> **What is asked**:
Recast the listing below as a JSON list of strings, one string per line, starting at the line with "For every button, label, input, icon, or" and ending at the line with "y-tick-label: 355 (186, 115, 218, 136)", both included. Leave out blank lines.

> **Data shown**:
━━━━━━━━━━━━━━━━

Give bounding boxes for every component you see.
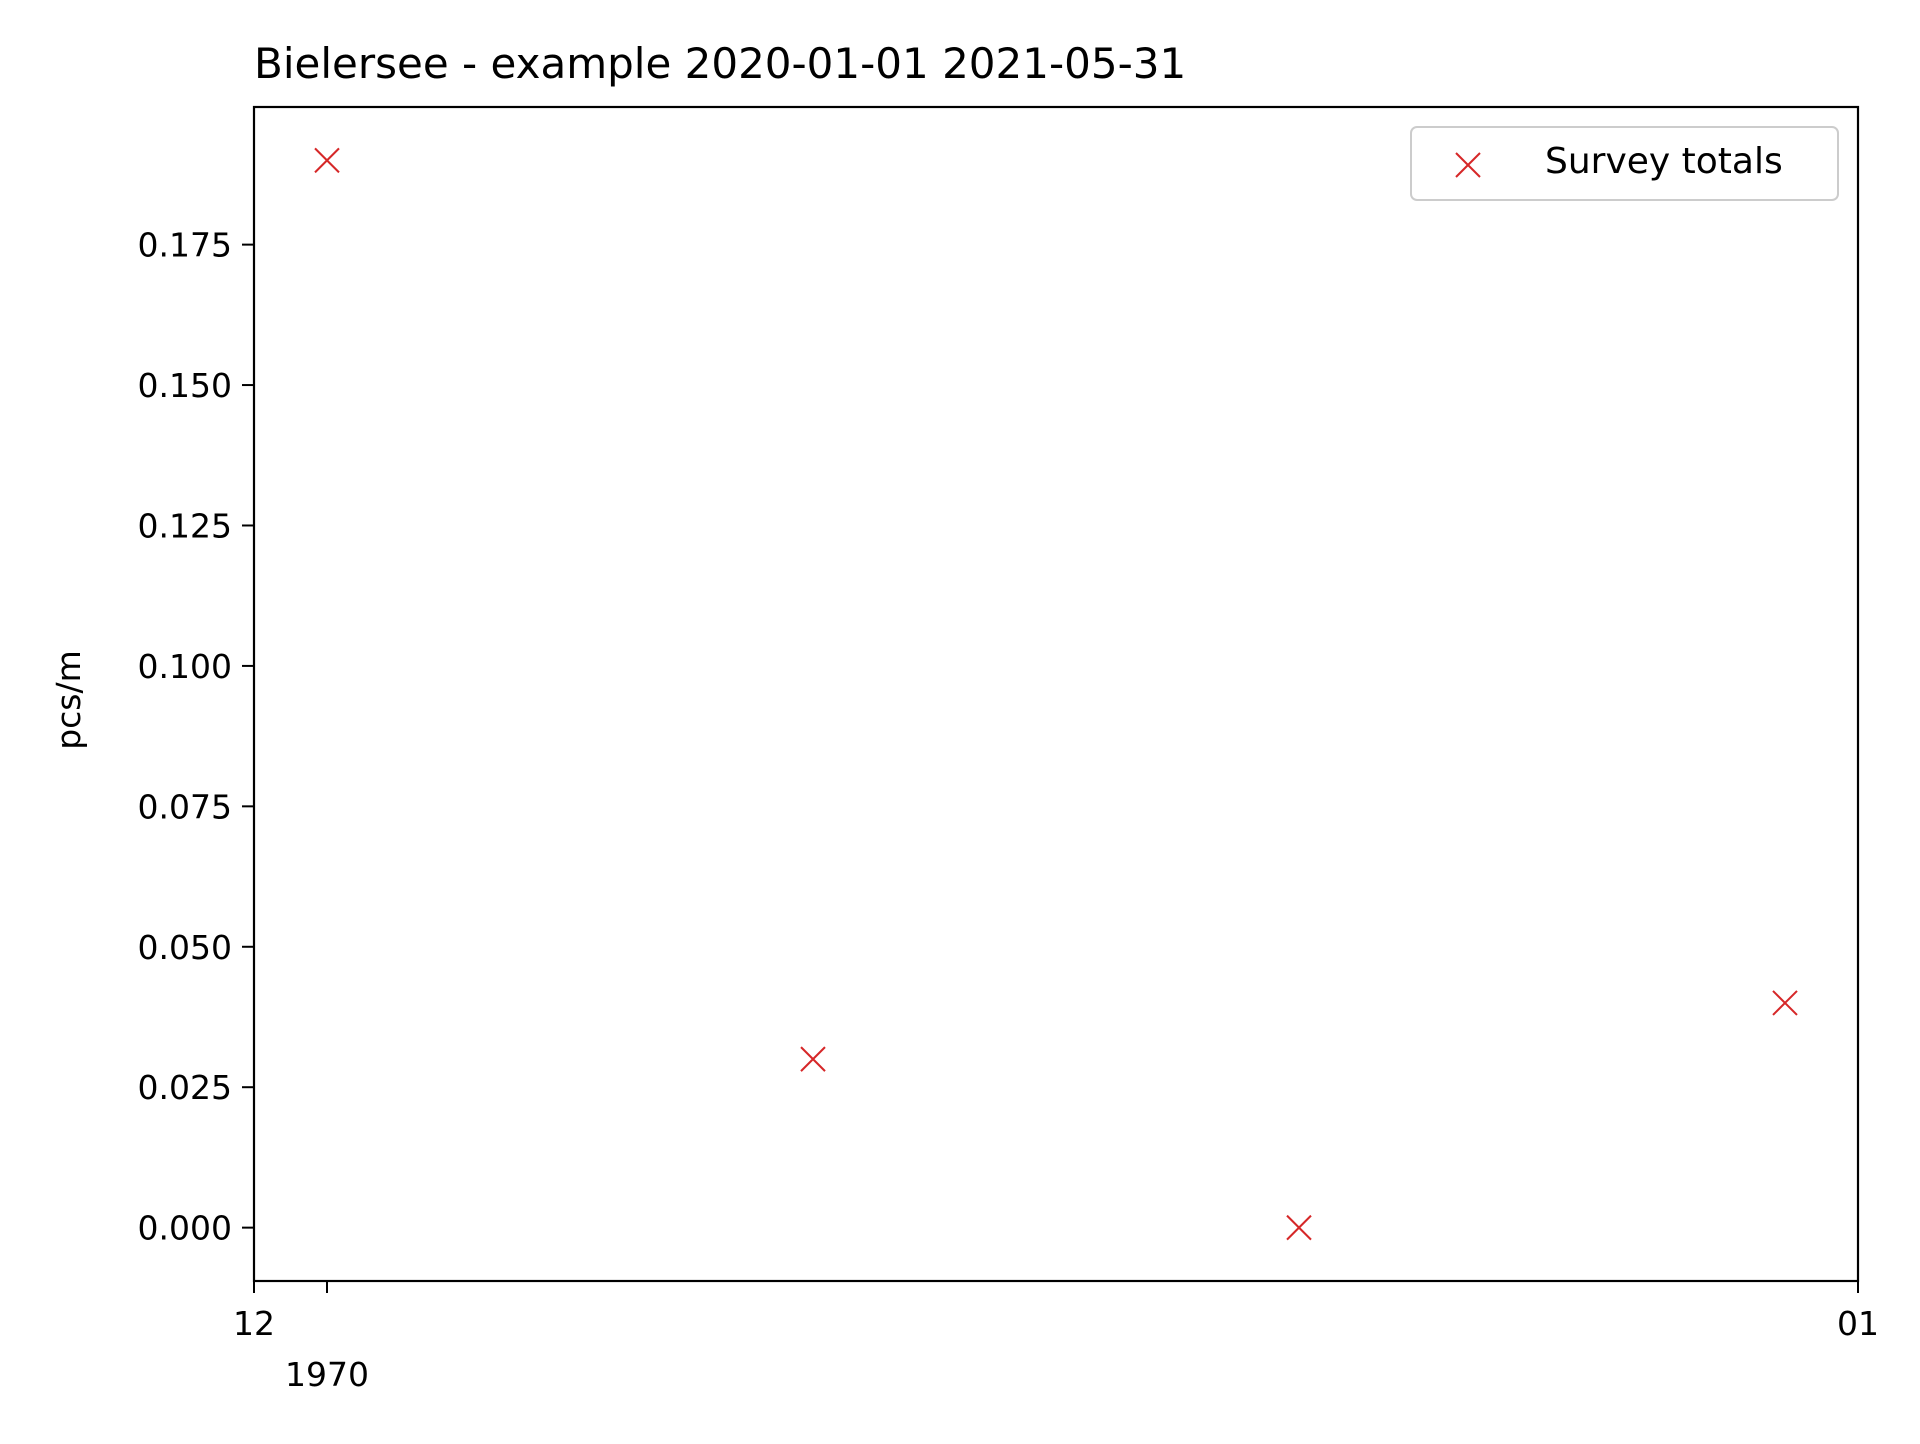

━━━━━━━━━━━━━━━━

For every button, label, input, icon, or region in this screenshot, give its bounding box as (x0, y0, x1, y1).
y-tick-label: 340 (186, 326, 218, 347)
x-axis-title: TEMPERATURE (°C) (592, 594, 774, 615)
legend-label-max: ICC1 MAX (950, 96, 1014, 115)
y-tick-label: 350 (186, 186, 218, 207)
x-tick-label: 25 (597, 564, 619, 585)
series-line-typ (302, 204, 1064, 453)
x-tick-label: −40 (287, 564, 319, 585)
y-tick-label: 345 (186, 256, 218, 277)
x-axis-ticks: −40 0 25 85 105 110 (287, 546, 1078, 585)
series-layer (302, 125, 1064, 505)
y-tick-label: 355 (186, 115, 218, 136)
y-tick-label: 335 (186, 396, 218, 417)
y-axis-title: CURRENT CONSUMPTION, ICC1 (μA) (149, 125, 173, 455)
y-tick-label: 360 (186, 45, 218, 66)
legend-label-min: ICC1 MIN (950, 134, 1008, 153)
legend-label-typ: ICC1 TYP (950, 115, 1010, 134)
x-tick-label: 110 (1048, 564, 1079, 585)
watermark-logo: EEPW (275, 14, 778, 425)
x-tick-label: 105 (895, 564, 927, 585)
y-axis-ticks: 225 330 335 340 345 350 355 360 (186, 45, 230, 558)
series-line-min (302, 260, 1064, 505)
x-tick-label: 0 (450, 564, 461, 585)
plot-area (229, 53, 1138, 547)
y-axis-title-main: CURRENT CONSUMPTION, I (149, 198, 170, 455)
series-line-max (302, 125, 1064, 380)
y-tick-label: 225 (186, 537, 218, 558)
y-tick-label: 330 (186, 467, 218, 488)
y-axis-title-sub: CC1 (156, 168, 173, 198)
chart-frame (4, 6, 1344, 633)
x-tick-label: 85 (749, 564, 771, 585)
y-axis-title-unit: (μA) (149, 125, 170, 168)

━━━━━━━━━━━━━━━━

> **Solved problem**:
[
  "For every button, label, input, icon, or region in this screenshot, give its bounding box as (x0, y0, x1, y1).",
  "y-tick-label: 340 (186, 326, 218, 347)",
  "x-axis-title: TEMPERATURE (°C) (592, 594, 774, 615)",
  "legend-label-max: ICC1 MAX (950, 96, 1014, 115)",
  "y-tick-label: 350 (186, 186, 218, 207)",
  "x-tick-label: 25 (597, 564, 619, 585)",
  "series-line-typ (302, 204, 1064, 453)",
  "x-tick-label: −40 (287, 564, 319, 585)",
  "y-tick-label: 345 (186, 256, 218, 277)",
  "x-axis-ticks: −40 0 25 85 105 110 (287, 546, 1078, 585)",
  "series-layer (302, 125, 1064, 505)",
  "y-tick-label: 355 (186, 115, 218, 136)"
]